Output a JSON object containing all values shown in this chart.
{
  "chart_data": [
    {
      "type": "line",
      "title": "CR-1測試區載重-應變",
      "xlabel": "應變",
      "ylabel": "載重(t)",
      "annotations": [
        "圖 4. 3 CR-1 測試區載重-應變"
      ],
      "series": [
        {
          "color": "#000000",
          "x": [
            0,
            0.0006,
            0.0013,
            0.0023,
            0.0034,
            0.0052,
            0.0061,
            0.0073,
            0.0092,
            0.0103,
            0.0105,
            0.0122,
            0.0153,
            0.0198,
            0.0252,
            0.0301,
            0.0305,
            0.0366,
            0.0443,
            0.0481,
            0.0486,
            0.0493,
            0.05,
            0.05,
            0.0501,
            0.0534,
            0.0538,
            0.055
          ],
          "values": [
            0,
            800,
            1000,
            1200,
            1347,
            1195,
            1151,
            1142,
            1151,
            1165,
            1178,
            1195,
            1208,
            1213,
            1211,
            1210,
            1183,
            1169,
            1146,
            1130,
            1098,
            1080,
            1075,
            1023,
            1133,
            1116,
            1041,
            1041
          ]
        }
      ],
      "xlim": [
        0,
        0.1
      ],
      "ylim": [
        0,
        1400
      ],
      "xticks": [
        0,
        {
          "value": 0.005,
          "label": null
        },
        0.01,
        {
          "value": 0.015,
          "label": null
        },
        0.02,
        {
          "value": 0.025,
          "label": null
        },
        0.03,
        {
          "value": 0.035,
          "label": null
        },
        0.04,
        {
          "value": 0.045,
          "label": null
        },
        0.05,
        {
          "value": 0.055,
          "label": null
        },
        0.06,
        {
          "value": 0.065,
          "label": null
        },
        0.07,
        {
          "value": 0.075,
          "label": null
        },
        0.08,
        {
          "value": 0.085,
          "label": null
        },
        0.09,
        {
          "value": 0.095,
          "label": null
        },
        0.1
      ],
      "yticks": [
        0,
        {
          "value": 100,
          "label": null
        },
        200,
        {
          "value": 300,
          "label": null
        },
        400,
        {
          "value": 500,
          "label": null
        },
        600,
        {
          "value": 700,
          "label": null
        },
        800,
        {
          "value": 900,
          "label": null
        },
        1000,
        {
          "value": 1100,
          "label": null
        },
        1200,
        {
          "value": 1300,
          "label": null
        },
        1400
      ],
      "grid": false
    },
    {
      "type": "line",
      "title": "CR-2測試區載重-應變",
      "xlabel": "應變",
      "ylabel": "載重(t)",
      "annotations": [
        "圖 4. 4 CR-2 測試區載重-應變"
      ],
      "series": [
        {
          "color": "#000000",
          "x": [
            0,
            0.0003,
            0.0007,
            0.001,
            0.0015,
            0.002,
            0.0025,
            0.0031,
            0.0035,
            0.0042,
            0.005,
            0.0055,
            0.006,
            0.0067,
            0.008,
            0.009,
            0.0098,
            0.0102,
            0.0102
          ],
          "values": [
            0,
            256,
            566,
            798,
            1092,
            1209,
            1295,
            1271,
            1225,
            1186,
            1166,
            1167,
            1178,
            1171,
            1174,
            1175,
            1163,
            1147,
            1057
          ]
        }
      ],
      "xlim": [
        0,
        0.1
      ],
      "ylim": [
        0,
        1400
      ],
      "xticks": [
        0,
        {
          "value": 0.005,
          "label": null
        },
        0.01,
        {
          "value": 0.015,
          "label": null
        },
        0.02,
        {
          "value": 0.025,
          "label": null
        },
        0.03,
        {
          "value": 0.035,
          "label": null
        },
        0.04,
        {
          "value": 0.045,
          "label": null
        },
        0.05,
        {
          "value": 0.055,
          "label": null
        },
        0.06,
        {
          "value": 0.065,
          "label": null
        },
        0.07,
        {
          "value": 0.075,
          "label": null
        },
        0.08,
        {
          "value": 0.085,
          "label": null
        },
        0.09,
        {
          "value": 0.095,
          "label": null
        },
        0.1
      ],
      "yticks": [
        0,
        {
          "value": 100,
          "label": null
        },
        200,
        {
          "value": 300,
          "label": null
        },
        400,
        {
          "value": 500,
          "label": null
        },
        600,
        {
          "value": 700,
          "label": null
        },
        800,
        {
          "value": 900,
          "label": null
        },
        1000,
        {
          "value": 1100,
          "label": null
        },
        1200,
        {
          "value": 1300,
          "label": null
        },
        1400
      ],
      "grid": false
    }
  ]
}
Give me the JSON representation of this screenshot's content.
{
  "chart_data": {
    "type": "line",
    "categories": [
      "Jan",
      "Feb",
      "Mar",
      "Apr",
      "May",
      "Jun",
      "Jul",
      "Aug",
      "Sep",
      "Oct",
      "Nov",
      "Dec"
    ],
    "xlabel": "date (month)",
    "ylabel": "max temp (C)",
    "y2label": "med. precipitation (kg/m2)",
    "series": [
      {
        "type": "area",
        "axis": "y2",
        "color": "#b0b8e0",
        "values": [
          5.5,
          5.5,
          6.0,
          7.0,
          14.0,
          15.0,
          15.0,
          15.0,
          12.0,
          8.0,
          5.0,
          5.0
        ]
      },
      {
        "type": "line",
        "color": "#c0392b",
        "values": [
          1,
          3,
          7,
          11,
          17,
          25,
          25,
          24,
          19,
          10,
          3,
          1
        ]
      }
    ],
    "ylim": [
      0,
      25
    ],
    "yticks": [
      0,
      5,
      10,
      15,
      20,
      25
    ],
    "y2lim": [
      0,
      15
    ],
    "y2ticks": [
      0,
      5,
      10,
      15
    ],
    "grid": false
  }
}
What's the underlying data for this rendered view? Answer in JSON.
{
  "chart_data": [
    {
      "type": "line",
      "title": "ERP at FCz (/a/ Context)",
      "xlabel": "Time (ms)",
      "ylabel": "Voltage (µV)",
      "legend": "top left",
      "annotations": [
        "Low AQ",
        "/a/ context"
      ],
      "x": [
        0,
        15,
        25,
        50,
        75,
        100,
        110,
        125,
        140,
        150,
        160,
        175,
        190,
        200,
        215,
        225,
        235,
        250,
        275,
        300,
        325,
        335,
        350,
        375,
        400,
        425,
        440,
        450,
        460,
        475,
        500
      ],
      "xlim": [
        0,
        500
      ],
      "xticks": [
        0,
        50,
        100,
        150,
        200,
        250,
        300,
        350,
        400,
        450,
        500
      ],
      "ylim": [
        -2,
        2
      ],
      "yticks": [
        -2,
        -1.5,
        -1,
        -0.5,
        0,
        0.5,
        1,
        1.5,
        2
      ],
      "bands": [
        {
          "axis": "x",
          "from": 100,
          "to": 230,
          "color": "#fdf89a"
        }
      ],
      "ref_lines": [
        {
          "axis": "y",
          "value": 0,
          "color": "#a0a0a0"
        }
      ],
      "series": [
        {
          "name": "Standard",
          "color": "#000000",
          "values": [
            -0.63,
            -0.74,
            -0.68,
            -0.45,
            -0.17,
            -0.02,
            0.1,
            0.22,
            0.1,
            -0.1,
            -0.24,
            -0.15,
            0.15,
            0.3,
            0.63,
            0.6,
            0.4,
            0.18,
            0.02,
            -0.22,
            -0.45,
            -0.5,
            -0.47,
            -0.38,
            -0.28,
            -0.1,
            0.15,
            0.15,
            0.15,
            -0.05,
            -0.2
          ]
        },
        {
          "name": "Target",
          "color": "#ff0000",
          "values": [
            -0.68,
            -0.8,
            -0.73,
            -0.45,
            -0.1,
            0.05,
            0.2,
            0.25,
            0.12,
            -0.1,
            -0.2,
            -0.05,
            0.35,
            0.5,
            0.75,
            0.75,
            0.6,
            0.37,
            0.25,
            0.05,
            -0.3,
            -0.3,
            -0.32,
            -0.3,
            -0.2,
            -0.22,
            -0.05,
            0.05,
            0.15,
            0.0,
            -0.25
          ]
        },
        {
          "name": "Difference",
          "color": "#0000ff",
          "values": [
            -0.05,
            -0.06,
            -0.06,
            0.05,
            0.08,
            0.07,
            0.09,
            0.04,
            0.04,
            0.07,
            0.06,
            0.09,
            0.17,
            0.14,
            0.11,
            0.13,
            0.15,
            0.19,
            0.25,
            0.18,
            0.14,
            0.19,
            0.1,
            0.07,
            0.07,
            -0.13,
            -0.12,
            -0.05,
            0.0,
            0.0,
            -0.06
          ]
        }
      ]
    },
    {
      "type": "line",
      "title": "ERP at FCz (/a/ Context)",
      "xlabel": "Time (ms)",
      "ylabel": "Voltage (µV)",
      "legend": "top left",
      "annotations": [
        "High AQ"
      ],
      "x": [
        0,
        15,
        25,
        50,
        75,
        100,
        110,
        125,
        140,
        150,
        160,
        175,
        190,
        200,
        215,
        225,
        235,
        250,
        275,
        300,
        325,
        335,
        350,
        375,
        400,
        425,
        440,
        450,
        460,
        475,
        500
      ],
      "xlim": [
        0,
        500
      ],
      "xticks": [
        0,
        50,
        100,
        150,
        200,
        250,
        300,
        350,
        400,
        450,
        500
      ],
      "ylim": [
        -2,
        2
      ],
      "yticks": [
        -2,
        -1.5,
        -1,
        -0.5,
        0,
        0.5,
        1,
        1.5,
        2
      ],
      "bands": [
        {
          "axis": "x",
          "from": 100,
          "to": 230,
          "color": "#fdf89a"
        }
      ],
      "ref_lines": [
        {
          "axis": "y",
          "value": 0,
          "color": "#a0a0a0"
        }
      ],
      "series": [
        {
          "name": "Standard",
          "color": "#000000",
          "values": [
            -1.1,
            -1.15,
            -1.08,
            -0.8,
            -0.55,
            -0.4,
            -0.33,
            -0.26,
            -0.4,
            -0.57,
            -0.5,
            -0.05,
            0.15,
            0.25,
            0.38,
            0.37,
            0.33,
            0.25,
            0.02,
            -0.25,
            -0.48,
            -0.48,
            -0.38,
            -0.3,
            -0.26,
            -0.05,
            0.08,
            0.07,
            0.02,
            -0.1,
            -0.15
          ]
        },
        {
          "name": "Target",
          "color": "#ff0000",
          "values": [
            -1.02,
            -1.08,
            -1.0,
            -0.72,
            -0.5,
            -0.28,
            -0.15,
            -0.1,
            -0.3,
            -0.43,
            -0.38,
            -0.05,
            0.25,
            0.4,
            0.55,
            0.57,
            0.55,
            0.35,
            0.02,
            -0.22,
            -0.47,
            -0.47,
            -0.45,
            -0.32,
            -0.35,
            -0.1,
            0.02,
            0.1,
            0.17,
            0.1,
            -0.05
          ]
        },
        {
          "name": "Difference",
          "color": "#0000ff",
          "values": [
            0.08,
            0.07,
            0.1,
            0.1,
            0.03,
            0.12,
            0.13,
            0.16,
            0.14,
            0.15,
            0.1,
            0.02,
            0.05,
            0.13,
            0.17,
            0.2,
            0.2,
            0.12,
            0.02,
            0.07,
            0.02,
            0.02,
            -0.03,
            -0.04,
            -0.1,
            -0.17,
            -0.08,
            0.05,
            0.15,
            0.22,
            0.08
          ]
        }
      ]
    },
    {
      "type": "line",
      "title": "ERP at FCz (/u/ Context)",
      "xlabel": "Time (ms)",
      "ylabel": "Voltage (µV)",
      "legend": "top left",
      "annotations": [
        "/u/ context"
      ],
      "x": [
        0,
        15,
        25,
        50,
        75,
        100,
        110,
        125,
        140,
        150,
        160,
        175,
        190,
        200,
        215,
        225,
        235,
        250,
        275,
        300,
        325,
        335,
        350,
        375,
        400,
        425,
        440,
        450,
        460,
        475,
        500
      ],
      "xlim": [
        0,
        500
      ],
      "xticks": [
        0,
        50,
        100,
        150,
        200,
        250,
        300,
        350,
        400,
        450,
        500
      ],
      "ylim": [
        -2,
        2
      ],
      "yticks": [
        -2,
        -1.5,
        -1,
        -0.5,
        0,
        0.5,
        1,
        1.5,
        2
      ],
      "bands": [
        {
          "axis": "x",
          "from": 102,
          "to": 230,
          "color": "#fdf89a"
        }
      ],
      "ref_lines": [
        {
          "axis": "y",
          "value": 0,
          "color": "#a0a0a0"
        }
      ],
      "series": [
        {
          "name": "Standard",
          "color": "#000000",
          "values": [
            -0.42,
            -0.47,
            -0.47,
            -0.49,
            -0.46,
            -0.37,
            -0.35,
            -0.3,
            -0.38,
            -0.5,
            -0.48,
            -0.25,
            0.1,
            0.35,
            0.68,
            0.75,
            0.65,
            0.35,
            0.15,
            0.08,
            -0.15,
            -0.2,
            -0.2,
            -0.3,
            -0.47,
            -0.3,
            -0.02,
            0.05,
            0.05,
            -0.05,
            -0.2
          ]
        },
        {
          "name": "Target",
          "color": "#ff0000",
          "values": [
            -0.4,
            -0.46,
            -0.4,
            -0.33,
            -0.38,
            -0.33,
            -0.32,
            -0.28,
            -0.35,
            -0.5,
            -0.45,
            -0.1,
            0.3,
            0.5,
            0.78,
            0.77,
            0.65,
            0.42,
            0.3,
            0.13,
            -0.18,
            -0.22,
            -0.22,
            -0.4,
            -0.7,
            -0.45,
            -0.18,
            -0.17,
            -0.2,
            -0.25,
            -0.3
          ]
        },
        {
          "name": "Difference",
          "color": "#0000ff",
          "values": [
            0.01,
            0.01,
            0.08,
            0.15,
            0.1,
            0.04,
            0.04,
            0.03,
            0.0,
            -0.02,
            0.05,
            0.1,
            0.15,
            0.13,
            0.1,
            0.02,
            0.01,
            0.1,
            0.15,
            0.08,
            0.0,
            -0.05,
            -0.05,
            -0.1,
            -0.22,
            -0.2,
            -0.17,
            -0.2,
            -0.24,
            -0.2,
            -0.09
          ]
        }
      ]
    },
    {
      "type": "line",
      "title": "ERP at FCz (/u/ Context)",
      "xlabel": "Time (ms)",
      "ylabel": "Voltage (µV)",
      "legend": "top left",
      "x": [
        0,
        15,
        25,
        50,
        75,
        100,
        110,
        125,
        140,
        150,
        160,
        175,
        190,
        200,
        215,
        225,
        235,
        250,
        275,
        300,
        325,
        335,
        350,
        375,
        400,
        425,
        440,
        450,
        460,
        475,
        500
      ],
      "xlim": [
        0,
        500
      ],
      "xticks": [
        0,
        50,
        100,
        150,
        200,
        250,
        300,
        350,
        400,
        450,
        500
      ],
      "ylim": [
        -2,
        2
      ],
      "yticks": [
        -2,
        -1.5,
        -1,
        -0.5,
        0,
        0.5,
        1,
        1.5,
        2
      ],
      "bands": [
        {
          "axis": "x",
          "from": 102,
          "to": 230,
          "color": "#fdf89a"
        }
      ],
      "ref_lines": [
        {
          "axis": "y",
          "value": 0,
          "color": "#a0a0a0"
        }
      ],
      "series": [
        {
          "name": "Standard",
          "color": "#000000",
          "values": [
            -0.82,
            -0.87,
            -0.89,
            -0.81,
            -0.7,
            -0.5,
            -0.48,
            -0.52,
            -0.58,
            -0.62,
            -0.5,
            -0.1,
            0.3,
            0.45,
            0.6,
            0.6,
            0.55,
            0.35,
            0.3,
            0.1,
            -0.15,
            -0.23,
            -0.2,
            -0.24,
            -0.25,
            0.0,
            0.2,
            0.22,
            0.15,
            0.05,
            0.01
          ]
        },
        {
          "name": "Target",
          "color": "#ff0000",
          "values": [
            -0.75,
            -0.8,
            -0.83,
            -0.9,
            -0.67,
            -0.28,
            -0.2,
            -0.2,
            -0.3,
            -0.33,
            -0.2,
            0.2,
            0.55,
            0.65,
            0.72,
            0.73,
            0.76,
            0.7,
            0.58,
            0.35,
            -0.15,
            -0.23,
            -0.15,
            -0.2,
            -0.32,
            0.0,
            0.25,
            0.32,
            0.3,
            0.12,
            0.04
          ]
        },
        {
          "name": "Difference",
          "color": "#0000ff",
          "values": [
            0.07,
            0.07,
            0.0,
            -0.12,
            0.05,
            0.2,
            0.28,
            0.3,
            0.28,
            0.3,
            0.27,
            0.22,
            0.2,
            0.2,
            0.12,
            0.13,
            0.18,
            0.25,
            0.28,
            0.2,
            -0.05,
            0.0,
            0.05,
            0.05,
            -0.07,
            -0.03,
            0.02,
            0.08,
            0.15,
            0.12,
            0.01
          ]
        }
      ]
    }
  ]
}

Written problem:
Copy each line of the listing in which the word "JSON" can be found.

Full output:
Output a JSON object containing all values shown in this chart.
Give me the JSON representation of this screenshot's content.
What's the underlying data for this rendered view? Answer in JSON.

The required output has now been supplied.